→ **Given task**
Review the listing and copy each line that holds the word "Support".
=======
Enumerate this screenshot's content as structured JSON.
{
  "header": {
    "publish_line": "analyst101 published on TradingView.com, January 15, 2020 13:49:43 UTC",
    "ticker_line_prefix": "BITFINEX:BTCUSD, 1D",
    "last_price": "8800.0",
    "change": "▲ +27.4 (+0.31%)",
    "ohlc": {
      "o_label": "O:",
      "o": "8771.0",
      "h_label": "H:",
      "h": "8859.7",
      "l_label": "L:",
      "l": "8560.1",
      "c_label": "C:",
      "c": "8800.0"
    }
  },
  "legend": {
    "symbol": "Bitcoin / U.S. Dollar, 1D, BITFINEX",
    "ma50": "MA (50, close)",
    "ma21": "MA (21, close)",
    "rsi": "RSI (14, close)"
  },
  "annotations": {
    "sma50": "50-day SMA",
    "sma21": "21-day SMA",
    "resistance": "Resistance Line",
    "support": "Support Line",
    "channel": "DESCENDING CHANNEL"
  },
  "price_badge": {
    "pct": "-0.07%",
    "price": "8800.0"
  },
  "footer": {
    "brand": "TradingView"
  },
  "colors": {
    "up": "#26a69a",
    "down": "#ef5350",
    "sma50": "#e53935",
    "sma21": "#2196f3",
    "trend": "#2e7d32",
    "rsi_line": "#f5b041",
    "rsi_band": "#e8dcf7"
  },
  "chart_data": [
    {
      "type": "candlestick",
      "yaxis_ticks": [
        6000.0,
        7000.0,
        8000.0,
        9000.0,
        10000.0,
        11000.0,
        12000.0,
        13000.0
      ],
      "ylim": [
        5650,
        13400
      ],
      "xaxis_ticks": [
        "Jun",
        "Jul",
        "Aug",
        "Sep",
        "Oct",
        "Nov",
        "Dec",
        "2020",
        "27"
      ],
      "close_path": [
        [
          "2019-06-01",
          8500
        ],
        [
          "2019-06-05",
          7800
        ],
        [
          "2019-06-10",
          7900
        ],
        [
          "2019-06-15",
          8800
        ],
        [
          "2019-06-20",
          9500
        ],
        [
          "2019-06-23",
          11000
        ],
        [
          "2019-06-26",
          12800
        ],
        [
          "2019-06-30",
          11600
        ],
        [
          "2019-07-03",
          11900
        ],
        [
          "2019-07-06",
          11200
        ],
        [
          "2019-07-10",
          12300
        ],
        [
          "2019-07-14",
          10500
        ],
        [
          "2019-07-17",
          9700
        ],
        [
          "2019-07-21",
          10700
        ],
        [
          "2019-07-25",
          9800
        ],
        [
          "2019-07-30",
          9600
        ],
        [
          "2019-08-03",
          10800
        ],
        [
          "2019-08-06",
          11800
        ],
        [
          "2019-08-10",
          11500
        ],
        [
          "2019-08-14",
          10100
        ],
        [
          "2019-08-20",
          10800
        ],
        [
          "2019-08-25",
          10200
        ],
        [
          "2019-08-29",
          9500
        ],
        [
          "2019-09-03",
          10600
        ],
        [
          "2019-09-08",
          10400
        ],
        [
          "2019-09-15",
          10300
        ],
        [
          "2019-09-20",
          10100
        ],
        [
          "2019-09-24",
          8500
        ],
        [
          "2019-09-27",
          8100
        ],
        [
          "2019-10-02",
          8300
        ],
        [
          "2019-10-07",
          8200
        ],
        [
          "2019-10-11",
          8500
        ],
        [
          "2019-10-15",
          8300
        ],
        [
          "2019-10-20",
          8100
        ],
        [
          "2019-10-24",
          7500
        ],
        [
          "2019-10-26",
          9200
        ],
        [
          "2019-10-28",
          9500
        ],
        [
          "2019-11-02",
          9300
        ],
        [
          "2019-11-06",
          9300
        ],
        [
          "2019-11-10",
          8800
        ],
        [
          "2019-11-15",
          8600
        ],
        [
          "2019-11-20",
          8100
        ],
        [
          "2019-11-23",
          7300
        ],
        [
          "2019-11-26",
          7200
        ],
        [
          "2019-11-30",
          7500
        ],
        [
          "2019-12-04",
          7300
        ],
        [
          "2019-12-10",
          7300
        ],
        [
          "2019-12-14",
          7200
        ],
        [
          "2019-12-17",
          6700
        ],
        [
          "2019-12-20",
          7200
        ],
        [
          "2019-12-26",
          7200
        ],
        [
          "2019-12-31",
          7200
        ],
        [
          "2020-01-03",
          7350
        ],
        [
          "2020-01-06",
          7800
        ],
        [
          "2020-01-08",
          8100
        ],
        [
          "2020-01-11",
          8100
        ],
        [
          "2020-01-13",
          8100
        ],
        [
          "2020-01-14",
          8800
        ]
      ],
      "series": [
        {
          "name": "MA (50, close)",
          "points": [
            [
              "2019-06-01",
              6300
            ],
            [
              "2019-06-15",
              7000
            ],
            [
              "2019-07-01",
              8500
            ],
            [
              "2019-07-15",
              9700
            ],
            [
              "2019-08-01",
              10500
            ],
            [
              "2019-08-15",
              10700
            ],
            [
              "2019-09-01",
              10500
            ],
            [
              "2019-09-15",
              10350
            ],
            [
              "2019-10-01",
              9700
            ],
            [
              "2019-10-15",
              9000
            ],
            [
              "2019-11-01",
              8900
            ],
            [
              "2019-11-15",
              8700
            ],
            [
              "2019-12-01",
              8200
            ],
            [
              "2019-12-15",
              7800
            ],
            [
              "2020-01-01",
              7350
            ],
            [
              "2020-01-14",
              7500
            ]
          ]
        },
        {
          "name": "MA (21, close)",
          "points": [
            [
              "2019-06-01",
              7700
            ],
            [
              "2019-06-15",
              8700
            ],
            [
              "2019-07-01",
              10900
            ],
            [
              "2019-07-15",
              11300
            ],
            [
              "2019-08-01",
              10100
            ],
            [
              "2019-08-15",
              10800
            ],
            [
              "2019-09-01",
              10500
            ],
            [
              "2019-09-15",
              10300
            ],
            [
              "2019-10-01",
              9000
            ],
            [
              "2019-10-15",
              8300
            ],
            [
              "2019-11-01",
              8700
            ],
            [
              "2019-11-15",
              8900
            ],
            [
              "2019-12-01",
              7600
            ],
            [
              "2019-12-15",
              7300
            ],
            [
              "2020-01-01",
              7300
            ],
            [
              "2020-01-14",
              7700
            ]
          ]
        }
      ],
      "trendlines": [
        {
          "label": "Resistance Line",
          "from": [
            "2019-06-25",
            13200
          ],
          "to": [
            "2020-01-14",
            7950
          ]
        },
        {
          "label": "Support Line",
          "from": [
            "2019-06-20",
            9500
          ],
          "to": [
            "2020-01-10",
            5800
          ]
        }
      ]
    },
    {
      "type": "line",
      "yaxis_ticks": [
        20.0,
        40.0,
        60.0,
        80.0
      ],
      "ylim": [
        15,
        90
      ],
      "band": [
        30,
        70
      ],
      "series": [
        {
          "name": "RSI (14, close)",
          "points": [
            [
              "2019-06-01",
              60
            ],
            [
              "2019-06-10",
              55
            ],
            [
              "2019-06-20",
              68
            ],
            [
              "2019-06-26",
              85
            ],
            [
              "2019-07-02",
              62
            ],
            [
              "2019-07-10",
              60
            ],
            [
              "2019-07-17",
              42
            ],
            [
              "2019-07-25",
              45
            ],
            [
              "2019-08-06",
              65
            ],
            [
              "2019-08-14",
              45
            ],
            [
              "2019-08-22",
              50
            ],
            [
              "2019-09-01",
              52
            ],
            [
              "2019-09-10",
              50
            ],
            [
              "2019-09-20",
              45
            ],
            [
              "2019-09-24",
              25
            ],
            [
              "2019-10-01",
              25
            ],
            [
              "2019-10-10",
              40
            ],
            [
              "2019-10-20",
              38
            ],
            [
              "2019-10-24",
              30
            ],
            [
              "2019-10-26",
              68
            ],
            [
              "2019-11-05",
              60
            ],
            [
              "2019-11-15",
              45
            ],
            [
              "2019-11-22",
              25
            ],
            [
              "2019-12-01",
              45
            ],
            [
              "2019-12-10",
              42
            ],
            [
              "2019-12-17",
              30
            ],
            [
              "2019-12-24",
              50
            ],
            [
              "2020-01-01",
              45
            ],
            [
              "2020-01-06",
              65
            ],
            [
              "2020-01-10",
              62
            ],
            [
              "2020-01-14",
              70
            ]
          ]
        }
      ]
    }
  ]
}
=======
→ **Answer to this task**
    "support": "Support Line",
          "label": "Support Line",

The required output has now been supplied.